Job:
Give the lines from the first one through the line containing "code-token: a bbox=[98, 453, 120, 473]", both included, as a JSON list of strings with one string per line and no blank lines.
========================================================================
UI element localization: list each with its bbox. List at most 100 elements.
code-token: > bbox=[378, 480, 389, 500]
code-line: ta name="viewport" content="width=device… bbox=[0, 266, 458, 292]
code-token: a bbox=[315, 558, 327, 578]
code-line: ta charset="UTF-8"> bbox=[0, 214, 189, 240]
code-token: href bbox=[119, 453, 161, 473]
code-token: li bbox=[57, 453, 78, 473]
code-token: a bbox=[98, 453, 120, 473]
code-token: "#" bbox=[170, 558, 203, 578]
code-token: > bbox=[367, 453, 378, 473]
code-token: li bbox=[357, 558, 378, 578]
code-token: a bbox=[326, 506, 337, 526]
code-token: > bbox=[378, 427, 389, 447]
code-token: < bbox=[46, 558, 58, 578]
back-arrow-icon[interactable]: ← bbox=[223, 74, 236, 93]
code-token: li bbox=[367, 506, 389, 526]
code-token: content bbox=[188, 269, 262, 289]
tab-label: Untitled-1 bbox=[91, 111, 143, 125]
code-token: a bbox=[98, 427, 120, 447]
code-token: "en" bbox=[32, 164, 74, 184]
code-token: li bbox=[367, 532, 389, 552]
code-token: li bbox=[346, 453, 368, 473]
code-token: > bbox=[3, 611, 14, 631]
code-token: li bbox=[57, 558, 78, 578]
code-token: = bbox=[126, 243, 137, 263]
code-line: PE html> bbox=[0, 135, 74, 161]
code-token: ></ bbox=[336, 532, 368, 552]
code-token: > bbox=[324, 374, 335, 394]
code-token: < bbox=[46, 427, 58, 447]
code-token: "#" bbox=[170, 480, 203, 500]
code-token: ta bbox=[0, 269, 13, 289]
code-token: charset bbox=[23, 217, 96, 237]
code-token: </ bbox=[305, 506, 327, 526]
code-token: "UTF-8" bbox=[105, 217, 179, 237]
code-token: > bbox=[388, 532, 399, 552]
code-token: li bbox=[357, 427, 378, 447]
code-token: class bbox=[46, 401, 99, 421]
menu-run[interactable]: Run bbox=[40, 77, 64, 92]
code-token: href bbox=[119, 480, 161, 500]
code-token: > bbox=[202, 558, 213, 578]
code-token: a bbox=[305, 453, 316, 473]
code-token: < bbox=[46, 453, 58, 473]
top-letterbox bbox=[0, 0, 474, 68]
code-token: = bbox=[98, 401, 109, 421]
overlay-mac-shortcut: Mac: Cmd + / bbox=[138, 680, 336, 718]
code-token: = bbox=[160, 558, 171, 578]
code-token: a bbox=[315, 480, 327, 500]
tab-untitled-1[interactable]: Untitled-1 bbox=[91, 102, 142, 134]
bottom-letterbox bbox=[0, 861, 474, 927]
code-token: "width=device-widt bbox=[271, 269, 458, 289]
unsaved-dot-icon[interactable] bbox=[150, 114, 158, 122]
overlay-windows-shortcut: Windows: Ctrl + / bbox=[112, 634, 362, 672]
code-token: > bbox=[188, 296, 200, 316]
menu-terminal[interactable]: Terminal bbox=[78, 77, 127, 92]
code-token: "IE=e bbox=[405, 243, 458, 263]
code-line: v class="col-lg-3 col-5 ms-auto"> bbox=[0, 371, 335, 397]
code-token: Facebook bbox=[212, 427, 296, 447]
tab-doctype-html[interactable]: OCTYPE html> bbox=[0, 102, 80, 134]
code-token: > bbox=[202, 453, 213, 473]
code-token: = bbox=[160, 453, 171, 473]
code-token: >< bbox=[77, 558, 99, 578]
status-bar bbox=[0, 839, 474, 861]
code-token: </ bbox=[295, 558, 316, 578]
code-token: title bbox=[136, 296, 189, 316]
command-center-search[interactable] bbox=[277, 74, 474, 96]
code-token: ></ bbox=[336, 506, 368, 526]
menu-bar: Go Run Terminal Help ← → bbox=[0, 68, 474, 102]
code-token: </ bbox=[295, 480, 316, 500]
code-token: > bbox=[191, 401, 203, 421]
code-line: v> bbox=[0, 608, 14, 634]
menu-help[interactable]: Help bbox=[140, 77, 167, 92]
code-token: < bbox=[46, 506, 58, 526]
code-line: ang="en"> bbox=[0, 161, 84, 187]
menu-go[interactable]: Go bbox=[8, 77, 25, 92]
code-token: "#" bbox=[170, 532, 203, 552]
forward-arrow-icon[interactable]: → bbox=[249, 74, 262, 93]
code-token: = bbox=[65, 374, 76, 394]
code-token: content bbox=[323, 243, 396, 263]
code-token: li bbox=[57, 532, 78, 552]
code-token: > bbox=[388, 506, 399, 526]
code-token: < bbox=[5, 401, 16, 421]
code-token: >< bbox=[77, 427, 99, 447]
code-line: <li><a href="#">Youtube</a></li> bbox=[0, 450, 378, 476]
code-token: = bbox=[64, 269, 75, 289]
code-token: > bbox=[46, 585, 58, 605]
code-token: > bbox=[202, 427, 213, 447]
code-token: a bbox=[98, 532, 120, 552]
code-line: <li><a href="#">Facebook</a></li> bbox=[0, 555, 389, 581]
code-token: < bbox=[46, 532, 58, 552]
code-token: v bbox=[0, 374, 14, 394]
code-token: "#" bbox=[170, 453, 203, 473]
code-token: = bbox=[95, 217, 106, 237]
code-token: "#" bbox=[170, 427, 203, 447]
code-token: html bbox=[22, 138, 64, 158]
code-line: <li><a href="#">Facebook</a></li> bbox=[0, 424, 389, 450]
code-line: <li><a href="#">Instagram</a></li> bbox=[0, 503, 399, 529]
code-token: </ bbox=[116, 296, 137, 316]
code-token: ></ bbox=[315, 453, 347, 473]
========================================================================
Finished exercise:
[
  "UI element localization: list each with its bbox. List at most 100 elements.",
  "code-token: > bbox=[378, 480, 389, 500]",
  "code-line: ta name=\"viewport\" content=\"width=device… bbox=[0, 266, 458, 292]",
  "code-token: a bbox=[315, 558, 327, 578]",
  "code-line: ta charset=\"UTF-8\"> bbox=[0, 214, 189, 240]",
  "code-token: href bbox=[119, 453, 161, 473]",
  "code-token: li bbox=[57, 453, 78, 473]",
  "code-token: a bbox=[98, 453, 120, 473]"
]